Source data:
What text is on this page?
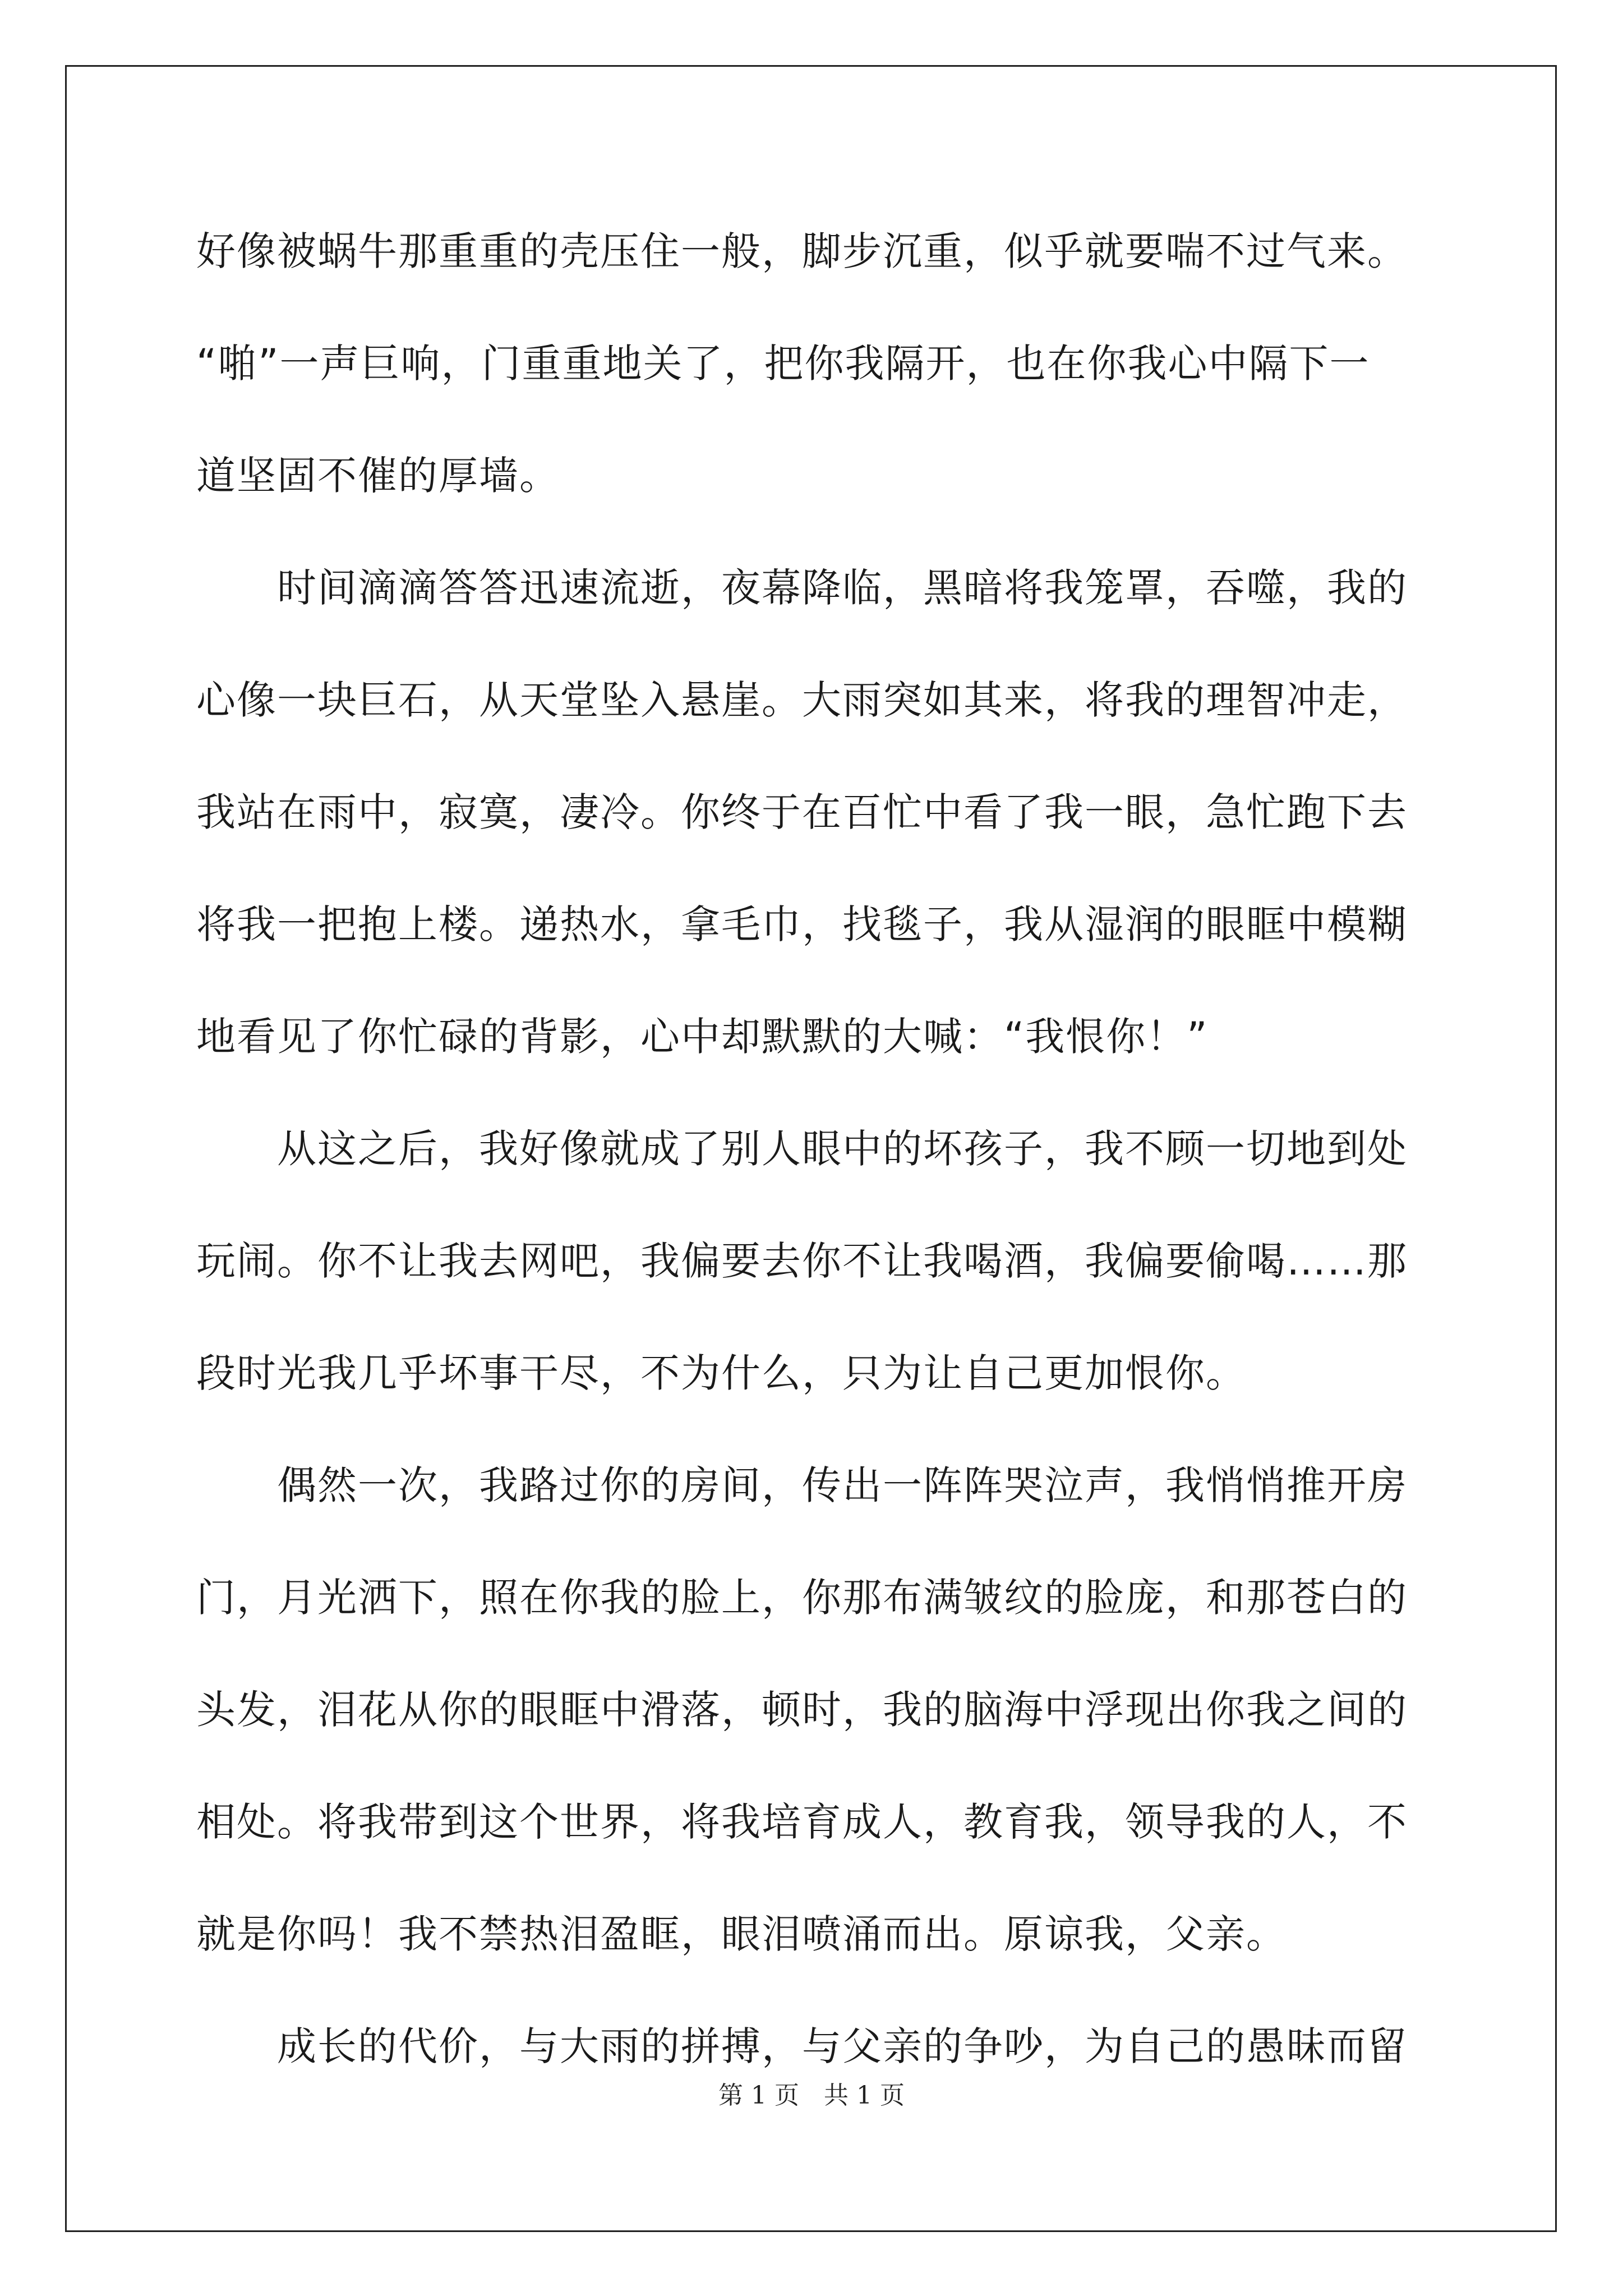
好像被蜗牛那重重的壳压住一般，脚步沉重，似乎就要喘不过气来。
“啪”一声巨响，门重重地关了，把你我隔开，也在你我心中隔下一
道坚固不催的厚墙。
　　时间滴滴答答迅速流逝，夜幕降临，黑暗将我笼罩，吞噬，我的
心像一块巨石，从天堂坠入悬崖。大雨突如其来，将我的理智冲走，
我站在雨中，寂寞，凄冷。你终于在百忙中看了我一眼，急忙跑下去
将我一把抱上楼。递热水，拿毛巾，找毯子，我从湿润的眼眶中模糊
地看见了你忙碌的背影，心中却默默的大喊：“我恨你！”
　　从这之后，我好像就成了别人眼中的坏孩子，我不顾一切地到处
玩闹。你不让我去网吧，我偏要去你不让我喝酒，我偏要偷喝……那
段时光我几乎坏事干尽，不为什么，只为让自己更加恨你。
　　偶然一次，我路过你的房间，传出一阵阵哭泣声，我悄悄推开房
门，月光洒下，照在你我的脸上，你那布满皱纹的脸庞，和那苍白的
头发，泪花从你的眼眶中滑落，顿时，我的脑海中浮现出你我之间的
相处。将我带到这个世界，将我培育成人，教育我，领导我的人，不
就是你吗！我不禁热泪盈眶，眼泪喷涌而出。原谅我，父亲。
　　成长的代价，与大雨的拼搏，与父亲的争吵，为自己的愚昧而留
第 1 页　共 1 页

What the task requires =>
Do not copy the pictures, but repeat every line exactly.

Completed exercise =>
What text is on this page?
好像被蜗牛那重重的壳压住一般，脚步沉重，似乎就要喘不过气来。
“啪”一声巨响，门重重地关了，把你我隔开，也在你我心中隔下一
道坚固不催的厚墙。
　　时间滴滴答答迅速流逝，夜幕降临，黑暗将我笼罩，吞噬，我的
心像一块巨石，从天堂坠入悬崖。大雨突如其来，将我的理智冲走，
我站在雨中，寂寞，凄冷。你终于在百忙中看了我一眼，急忙跑下去
将我一把抱上楼。递热水，拿毛巾，找毯子，我从湿润的眼眶中模糊
地看见了你忙碌的背影，心中却默默的大喊：“我恨你！”
　　从这之后，我好像就成了别人眼中的坏孩子，我不顾一切地到处
玩闹。你不让我去网吧，我偏要去你不让我喝酒，我偏要偷喝……那
段时光我几乎坏事干尽，不为什么，只为让自己更加恨你。
　　偶然一次，我路过你的房间，传出一阵阵哭泣声，我悄悄推开房
门，月光洒下，照在你我的脸上，你那布满皱纹的脸庞，和那苍白的
头发，泪花从你的眼眶中滑落，顿时，我的脑海中浮现出你我之间的
相处。将我带到这个世界，将我培育成人，教育我，领导我的人，不
就是你吗！我不禁热泪盈眶，眼泪喷涌而出。原谅我，父亲。
　　成长的代价，与大雨的拼搏，与父亲的争吵，为自己的愚昧而留
第 1 页　共 1 页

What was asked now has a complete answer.